Task instructions: Show each line from the listing that includes the word "icon".

---------- Data provided ----------

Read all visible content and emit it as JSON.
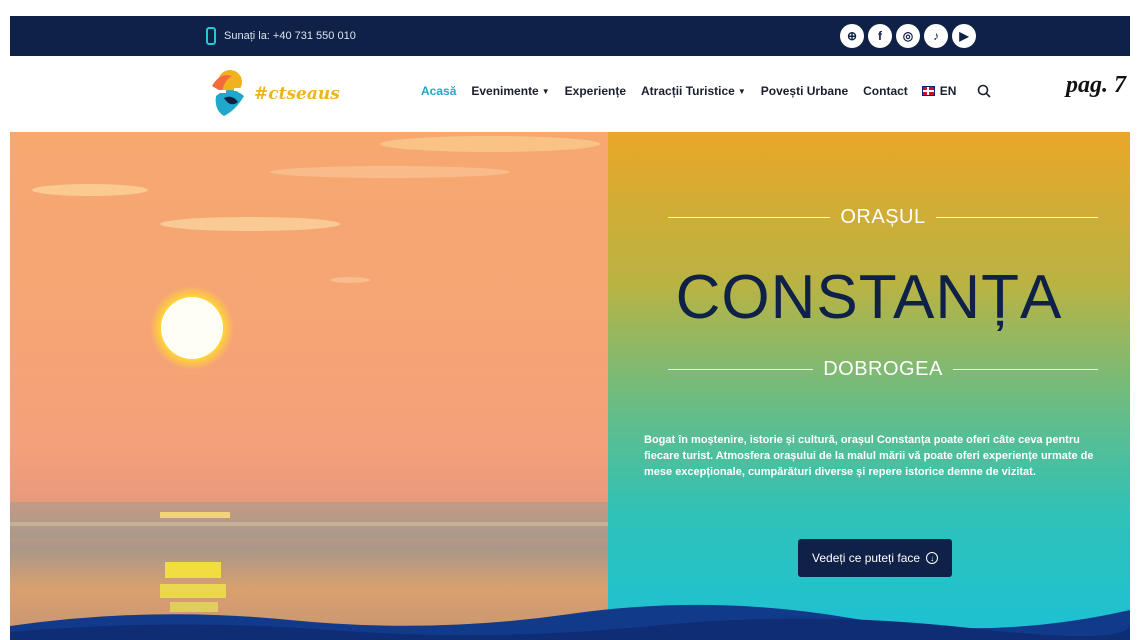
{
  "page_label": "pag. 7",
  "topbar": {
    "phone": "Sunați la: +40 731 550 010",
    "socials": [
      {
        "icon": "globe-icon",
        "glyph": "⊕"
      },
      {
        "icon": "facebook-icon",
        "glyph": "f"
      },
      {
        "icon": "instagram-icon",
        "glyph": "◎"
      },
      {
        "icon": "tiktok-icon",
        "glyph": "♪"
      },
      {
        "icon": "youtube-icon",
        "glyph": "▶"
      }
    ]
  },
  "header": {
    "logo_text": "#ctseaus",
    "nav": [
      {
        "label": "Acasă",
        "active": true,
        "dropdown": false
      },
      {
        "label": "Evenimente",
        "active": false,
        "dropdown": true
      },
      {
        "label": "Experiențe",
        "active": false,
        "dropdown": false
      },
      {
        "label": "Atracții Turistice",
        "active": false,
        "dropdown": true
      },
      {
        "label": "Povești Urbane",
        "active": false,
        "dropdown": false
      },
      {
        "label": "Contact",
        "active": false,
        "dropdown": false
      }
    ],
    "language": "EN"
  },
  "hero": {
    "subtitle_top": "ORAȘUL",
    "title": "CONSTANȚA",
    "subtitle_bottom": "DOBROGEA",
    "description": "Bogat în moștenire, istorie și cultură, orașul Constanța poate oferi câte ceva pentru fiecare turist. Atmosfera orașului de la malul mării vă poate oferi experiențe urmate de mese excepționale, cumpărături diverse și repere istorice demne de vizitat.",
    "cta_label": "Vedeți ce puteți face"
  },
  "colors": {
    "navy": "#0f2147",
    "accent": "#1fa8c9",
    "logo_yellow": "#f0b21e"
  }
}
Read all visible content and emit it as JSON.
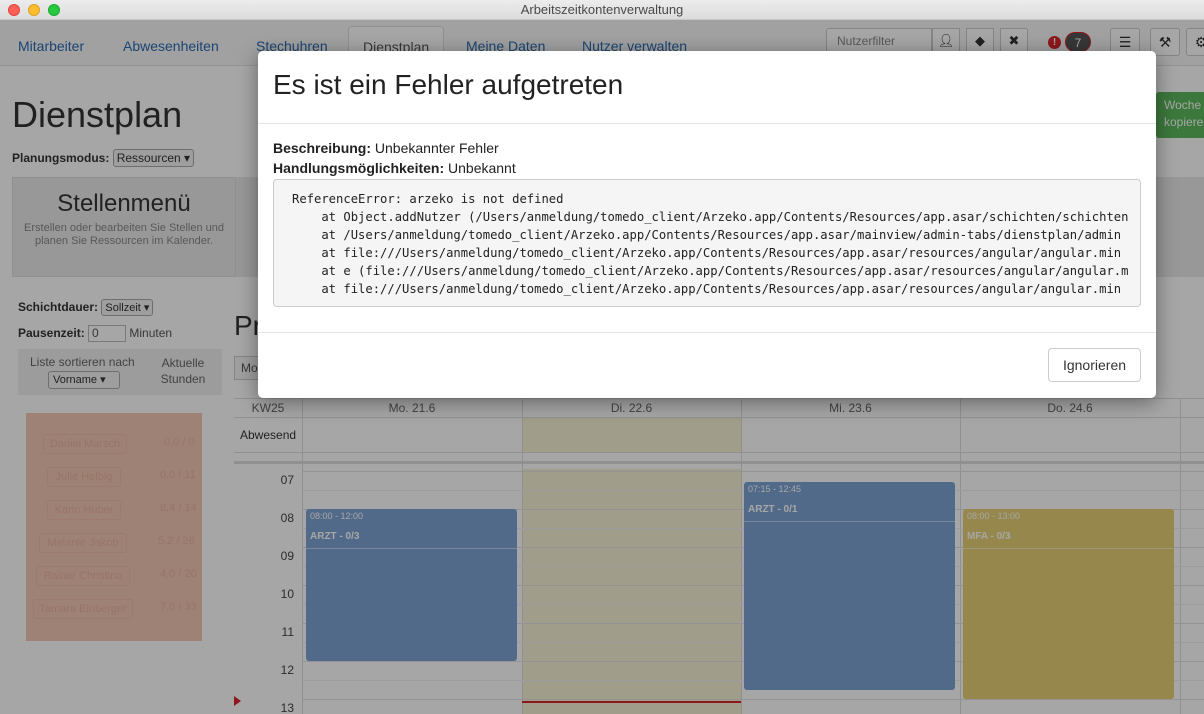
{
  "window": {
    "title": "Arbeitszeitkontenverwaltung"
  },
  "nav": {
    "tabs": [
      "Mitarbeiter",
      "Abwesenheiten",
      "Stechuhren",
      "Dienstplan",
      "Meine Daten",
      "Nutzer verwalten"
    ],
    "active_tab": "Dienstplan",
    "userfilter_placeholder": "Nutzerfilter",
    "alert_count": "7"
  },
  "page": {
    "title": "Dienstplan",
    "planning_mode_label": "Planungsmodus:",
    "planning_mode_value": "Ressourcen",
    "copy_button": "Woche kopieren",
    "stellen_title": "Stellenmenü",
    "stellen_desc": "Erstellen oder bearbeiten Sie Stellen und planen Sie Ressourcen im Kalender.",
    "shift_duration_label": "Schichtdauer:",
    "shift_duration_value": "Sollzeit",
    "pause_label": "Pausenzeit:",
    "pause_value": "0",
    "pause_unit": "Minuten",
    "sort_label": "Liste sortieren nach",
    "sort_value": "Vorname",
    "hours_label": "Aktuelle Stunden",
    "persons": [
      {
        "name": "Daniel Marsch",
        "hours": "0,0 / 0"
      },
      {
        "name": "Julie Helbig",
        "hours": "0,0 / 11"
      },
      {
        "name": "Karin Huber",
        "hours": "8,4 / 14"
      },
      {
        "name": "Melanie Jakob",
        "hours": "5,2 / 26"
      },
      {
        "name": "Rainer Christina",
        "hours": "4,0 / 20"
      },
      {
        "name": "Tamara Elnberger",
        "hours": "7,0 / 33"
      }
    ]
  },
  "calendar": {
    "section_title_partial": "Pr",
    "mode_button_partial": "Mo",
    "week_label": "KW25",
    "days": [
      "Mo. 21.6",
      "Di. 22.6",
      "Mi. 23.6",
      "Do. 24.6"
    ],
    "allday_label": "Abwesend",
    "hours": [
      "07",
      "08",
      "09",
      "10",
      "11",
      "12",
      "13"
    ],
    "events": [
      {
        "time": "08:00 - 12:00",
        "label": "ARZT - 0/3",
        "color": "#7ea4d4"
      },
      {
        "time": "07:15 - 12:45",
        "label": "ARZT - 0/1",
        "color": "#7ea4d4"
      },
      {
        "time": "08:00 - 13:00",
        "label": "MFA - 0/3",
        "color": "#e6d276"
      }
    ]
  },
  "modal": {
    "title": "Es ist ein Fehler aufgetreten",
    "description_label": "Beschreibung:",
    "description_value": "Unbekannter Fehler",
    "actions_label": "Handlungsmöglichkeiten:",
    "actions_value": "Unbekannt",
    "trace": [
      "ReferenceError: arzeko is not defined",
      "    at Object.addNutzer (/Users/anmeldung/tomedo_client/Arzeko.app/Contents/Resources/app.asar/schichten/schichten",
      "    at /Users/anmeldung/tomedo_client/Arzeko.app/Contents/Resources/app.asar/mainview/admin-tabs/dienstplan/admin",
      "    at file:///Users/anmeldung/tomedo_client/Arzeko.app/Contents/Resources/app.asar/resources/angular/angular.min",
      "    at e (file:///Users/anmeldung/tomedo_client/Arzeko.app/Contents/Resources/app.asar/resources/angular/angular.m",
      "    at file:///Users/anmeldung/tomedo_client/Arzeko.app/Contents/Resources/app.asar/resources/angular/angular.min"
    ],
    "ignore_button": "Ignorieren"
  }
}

----------

Reply to the task:
        "icon": "globe-icon",
        "icon": "facebook-icon",
        "icon": "instagram-icon",
        "icon": "tiktok-icon",
        "icon": "youtube-icon",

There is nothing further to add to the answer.